Exercise ::
Write the next part of the review below of Shivanee Ramlochan's poetry collection, starting right after its last line.

Passage shown ::
··········

Everyone Knows I Am a Haunting — Shivanee Ramlochan (Peepal Tree Press)

Today's book of poetry:
Everyone Knows I Am a Haunting.  Shivanee Ramlochan.  Peepal Tree Press.  Leeds, U.K.  2017.


"You tell him
I am the queen
the comeuppance
the hard heretic that nature intended."
                                                                                      from - Vivek Chooses Her Husband

Today's book of poetry is unsure of what to say about the flame content of these poems.  The poems in Everyone Knows I Am a Haunting come in heavy and hot.  Shivanee Ramlochan is singing in a new key, these poems, a new language - but familiar.  Ramlochan is "the hard heretic" and she's paid full price for the experience.

Shivanee Ramlochan's poetry almost does feel haunted.  Today's book of poetry thinks we understand the need for ghosts to do her bidding.  Like more women then we will ever know about, the heroine of these poems has been raped.  That Ramlochan can/does make poetry, art and beauty out of such horror renders these poems almost sacred.

Duenne Lara

If 
I write into you hard enough
the rumour murmurs that you'll come for me.

If
I scratch you through the water mirror, suck you under my talons,
will you knock & claim me? I keep
this one soft garden in my trachea vacant; I
stripped speech for split gourds, choking on seeds so you
might come and live in me, little
lover, come
claim these metatarsal prayers.

Everyone knows I am haunting.

Enact it again, you whisper, using mora and purpleheart to tell me.
Mourn me all over, cloister to caul.
Weep me upright in our wedding bower, my little bride, and I
do, I do,

I take the four rivers of the forest by throat and algal sinew,
pump the waters into my lungs. Come,
I'll christen you away from the devil's doorstep,
duenne suitor, duenne saviour, duenne dowry,
Duenne, you are mine

by sharp incense and pistol recoil, by moth fabric and mouth to mouth.
The wooden atlas delivers deeper rings in us
while the devil tries again to win your heart,
grinning.

Come here, she marrow-bites.

··········

Dataset records ::
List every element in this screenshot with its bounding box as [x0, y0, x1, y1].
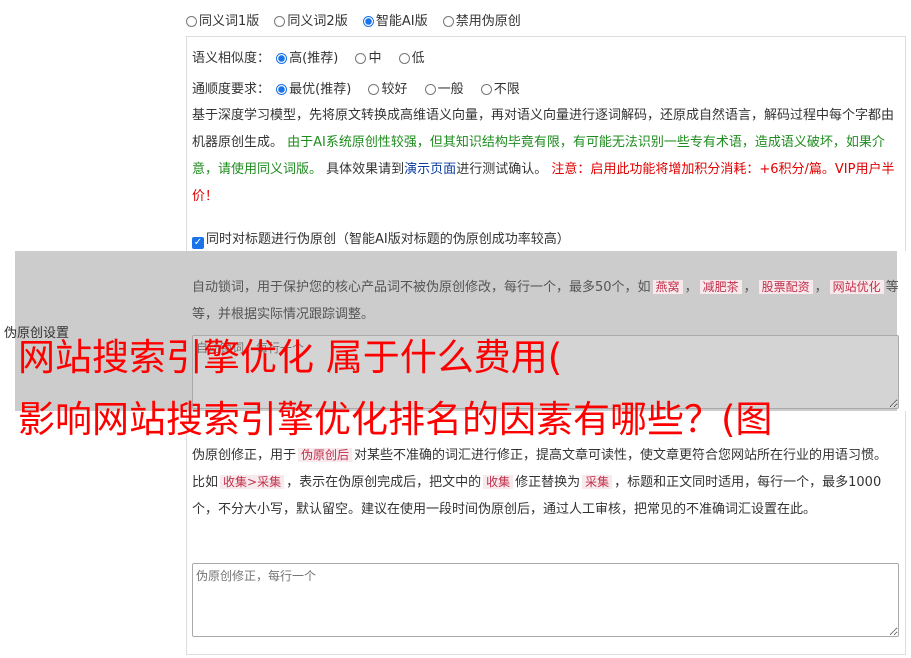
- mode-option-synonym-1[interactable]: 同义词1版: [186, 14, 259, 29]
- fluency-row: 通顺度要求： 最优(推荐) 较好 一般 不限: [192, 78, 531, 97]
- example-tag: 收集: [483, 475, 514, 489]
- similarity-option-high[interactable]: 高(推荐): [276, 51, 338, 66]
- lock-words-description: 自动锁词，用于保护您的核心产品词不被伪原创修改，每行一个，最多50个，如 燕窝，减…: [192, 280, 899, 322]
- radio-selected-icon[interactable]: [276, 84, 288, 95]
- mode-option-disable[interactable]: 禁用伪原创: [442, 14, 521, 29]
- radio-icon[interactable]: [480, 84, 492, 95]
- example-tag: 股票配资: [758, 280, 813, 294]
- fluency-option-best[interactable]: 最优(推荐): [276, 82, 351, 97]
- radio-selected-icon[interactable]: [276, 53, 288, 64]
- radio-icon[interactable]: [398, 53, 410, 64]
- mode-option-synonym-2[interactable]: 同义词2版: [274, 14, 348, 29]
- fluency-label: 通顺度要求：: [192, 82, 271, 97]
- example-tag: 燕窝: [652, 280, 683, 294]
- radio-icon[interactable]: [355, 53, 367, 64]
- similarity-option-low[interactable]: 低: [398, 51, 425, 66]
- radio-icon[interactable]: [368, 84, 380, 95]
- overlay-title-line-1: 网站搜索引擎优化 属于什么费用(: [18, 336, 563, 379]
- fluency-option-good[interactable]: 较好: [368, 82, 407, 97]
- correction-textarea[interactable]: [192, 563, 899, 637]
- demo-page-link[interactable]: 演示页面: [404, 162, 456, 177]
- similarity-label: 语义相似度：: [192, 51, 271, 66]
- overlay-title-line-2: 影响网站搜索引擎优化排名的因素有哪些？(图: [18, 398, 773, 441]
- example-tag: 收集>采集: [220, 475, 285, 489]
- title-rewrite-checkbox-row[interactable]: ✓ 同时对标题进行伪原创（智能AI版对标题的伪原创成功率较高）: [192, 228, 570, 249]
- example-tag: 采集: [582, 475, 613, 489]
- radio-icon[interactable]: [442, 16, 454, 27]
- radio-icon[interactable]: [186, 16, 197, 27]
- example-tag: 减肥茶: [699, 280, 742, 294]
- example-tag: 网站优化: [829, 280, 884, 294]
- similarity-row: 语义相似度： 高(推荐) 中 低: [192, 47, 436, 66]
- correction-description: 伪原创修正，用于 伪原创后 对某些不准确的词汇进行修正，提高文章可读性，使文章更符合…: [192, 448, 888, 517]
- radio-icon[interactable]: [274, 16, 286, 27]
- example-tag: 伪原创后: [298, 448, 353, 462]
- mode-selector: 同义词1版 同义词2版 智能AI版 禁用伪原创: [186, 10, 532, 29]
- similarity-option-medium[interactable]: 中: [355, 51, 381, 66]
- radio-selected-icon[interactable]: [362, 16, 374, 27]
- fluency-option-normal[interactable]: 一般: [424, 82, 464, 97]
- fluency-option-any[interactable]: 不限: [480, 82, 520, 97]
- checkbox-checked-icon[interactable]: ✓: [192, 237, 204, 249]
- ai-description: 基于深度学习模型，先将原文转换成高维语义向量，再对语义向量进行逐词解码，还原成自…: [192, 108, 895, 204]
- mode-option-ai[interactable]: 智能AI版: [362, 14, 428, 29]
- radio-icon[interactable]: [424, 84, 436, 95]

··········

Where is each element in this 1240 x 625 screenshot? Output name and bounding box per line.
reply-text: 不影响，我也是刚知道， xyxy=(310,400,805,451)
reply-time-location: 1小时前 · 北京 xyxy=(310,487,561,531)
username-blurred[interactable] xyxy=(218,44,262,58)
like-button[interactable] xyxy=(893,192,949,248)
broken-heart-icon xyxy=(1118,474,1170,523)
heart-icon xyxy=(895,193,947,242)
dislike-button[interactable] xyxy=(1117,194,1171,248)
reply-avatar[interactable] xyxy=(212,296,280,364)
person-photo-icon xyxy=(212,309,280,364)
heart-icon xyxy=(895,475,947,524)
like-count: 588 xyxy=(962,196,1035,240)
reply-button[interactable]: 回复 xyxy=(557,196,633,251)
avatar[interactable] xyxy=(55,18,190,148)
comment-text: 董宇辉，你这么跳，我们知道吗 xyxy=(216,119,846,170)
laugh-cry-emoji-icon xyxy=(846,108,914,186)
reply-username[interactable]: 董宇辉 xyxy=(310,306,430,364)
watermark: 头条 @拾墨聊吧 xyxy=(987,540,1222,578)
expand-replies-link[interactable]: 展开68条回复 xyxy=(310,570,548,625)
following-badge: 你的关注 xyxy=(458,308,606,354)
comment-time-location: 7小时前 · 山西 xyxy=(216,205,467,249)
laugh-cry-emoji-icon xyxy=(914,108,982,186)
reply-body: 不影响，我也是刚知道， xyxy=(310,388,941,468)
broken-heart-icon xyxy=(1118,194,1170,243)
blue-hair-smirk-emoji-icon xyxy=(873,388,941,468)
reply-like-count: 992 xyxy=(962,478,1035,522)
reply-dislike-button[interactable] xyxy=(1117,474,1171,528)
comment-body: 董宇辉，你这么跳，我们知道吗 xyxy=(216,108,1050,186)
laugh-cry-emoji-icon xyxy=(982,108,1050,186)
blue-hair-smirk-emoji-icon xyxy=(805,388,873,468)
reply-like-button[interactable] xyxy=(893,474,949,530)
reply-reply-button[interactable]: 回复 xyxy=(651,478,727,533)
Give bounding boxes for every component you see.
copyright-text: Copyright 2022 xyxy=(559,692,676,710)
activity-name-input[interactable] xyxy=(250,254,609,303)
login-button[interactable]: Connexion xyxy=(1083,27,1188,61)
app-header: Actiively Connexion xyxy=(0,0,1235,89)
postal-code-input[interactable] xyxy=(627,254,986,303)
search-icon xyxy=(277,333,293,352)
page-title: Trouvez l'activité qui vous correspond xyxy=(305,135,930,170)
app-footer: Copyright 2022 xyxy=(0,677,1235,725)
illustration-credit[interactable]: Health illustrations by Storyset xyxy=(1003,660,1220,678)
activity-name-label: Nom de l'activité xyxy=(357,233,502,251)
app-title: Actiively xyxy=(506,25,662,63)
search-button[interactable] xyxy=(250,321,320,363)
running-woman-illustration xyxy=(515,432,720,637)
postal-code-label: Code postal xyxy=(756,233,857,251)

··········

Final result ::
I have something for you, but it looks like torture.
She scrapes it from the ruins of the moonlight museum.
She smiles as it eats our national anthem from your tongue.

No one told you how it would hurt, to have your feet forced against
family hearth.
The mangroves stroked you taut while the devil cracked your bones right,
a blister body of devotion
a casket of cunning charms to stamp you for her service.

I will never make you walk again, if you will be mine.

...

Shivanee Ramlochan's women, clan after clan, embody strong and resilient characters of noble charm and wit.  You also know that they are willing to carry a sharp knife that no gentleman need ever see.  Ramlochan's women love other women.  And are willing to cut bad men.

Today's book of poetry admits that we had to go to the mattresses with Everyone Knows I Am a Haunting.  Generally we don't like to admit how many times we have to go to the dictionary to get through a poem (and usually that is a poem killer), but with Lady Shivanee we were willing to do whatever it took.  Once you are on certain rides you don't ever want them to stop.  Dame Shivanee Ramlochan is a beautiful monster poet.

Poem after poem in Everyone Knows I Am a Haunting had us sad, happy, angry, and often in the same poem.  We think it is because Duchess Ramlochan has a bad engine with only one setting, when her engine is on things are ready to burn, like only the best bad engines can.

1. On the Third Anniversary of the Rape

Don't say Tunapuna Police Station.
Say you found yourself in the cave of a minotaur, not
knowing how you got there, with a lap of red thread.
Don't say forced anal entry.
Say you learned that some flowers bloom and die
at night. Say you remember stamen, filament,
cross-pollination, say that hummingbirds are

vital to the process.

Give the minotaur time to write in the police ledger. Lap
the red thread
around the hummingbird vase.

Don't say I took out the garbage alone and he grabbed me by the waist
and he was handsome.
                  Say Shakespeare. Recite Macbeth for the tropics.
Lady MacBeth was the Queen of Carnival
and she stabbed Banquo with a vagrant's shiv during J'ouvert.
She danced a blood dingolay and gave her husband a Dimanche Gras
upbraiding.

I am in mud and glitter so far steeped that going back is not an option.
Don't say rapist.

Say engineer of aerosol deodorant because pepper spray is illegal,
anything is illegal
Fight back too hard, and it's illegal,
>your nails are illegal

Don't say you have a vagina, say
he stole your insurance policy/your bank boxes/your first car
downpayment

Say
he took something he'll be punished for taking,
not something you're punished for holding
like red thread between your thighs.

...

Our morning read was a full house sort of affair but it was the women who came out styling today.  None of the men on the Today's book of poetry staff had any of the angry sincerity that the women on our staff said was necessary.  For good reason.  None of the men on our staff have ever been the victim of generations of systemic sexism.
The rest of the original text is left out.